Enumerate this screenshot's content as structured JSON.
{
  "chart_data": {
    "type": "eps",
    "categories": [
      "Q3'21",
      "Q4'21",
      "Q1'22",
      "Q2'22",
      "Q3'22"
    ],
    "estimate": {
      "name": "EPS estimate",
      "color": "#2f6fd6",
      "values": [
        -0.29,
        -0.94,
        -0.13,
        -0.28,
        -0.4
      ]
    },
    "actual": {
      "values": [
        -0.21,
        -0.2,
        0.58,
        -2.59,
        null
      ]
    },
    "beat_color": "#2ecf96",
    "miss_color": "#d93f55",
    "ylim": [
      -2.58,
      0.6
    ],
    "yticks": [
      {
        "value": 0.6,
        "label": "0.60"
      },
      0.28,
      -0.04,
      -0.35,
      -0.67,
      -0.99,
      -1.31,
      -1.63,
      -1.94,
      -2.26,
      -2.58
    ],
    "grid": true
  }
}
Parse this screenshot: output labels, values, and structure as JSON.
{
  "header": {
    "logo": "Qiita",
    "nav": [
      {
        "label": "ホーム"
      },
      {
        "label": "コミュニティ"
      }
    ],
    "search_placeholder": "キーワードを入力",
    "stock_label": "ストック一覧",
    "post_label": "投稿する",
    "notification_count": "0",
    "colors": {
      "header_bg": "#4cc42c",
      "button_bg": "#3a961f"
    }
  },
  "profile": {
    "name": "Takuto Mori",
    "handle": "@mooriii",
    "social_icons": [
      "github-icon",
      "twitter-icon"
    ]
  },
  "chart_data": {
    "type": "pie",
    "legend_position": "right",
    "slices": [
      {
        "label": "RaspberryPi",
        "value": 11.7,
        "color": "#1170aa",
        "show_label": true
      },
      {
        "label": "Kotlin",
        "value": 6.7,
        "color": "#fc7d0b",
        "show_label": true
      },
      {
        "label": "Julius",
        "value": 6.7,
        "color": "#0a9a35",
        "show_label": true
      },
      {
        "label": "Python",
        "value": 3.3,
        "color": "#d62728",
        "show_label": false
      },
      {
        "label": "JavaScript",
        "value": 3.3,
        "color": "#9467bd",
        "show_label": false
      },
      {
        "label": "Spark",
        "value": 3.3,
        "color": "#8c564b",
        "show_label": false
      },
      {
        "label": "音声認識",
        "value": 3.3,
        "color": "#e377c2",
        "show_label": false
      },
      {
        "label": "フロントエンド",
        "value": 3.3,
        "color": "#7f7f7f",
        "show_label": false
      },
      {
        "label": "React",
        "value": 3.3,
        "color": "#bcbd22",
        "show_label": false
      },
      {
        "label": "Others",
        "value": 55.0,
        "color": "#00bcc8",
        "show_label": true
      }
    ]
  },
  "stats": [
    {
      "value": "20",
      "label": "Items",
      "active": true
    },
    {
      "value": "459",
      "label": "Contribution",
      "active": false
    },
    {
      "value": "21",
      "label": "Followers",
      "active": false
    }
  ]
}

Exercise goal:
Using the listing above, say how many of its lines contain the string "JSON", giving nothing but the figure.

Solution:
2